As we argued in a recent paper, this trend reflects the growing influence of corporate interests in the United States. We found that lobbying and campaign finance expenditures lead to more leniency in antitrust enforcement and to more regulations that favor existing corporations. Other studies offer similar conclusions. One study found that firms with political connections sometimes receive beneficial outcomes in government reviews of mergers and acquisitions. And as scholar Christine Mahoney revealed, corporations are far more likely to achieve their lobbying goals in the United States than in the E.U., while citizen groups are less likely to succeed.
European institutions, on the other hand, are set up as independent agencies and are often insulated from corporate interests. The recent cases against Google are a good case in point. In the United States, although the Federal Trade Commission considered a similar case in 2012, it decided against pursuing it. Perhaps the commission found no violation. Or perhaps it worried about losing in the courts. Or perhaps Google’s political clout ended up pressuring officials to drop the case.
If the United States is to better serve its middle class, then it must refresh its faith in free markets, bearing in mind three key principles. First, Washington must remember that antitrust and deregulation used to be a bipartisan affair: It was Democratic President Jimmy Carter who oversaw airline deregulation and Republican President Ronald Reagan, the break-up of AT&T.
Second, policymakers need to innovate. Regulation needs to evolve and adapt to new technologies. Nobel Prize winner Jean Tirole argues that the old antitrust rulebook is no longer useful for regulating Internet platforms. America’s harsh response to the European privacy law, known as the General Data Protection Regulation, for example, demonstrates its disregard for innovative regulation. Data is a critical resource and U.S. regulators need to think deeply and creatively about who owns it. Once the leader in public policy innovation, the United States has become a champion of the status quo.

QUESTIONS TO ANSWER:
1) In the passage on U.S. antitrust policy, which president oversaw airline deregulation?
2) Continue the passage on U.S. antitrust policy from the point where it stops.

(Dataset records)
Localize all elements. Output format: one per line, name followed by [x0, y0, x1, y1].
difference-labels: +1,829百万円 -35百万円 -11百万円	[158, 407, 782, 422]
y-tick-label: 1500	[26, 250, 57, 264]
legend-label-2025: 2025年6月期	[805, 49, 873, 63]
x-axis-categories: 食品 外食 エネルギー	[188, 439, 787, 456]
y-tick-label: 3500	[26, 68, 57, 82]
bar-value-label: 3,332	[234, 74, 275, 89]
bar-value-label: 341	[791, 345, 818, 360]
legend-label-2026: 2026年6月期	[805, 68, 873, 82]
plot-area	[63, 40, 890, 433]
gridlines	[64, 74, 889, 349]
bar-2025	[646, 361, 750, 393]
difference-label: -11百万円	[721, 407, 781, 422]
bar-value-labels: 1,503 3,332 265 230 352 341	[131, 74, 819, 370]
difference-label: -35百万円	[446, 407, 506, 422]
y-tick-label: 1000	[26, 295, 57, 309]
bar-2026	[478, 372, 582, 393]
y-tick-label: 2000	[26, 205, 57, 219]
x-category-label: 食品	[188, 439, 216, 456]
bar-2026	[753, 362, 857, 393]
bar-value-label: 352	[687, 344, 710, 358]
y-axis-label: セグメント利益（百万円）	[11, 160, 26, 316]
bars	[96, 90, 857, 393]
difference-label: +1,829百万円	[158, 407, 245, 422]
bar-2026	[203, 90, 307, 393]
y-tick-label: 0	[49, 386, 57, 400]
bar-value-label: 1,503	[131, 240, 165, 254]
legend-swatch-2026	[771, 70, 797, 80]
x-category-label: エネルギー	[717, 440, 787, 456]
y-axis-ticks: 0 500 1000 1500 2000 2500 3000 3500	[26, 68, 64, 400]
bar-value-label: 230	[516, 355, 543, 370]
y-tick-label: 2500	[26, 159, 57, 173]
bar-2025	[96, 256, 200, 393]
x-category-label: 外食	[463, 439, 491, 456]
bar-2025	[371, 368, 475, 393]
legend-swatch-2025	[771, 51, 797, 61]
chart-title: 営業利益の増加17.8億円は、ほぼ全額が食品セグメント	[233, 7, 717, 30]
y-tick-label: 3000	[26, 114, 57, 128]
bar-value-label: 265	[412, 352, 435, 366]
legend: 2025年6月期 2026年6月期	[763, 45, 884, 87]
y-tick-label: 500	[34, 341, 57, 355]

ANSWERS FOR THE TASKS:
1) Democratic President Jimmy Carter oversaw airline deregulation.

2)
Third, the courts need to hold regulators to high but not impossible standards. A court-based system for processing anti-trust cases has many benefits, but the continuous ratcheting up of the standard of proof is overburdening regulators. For example, in 2003, the Department of Justice sued Oracle for acquiring PeopleSoft, a niche data software, reasoning that the merger reduced competition. But the court rejected the DOJ’s evidence, which relied on customer testimony, saying it was insufficient to prove that the merger would narrow the market. As the scholars Jonathan Baker and Carl Shapiro argued, the court had relied on faulty presumptions about the DOJ’s evidence, which not only put the burden of proof on the government but also set too high a standard for the government to meet. The solution, as the two scholars propose, is to ensure that both government agencies and courts consider evidence and presumptions that enable the government to shift the burden of proof onto the merging companies instead.
Free markets are supposed to discipline private companies, but today, many private companies have grown so dominant that they can get away with bad service, high prices and deficient privacy safeguards. The courts should hold regulators to high standards, but as in the overly laborious burden of proof required in the Oracle case, perfect can be the enemy of good.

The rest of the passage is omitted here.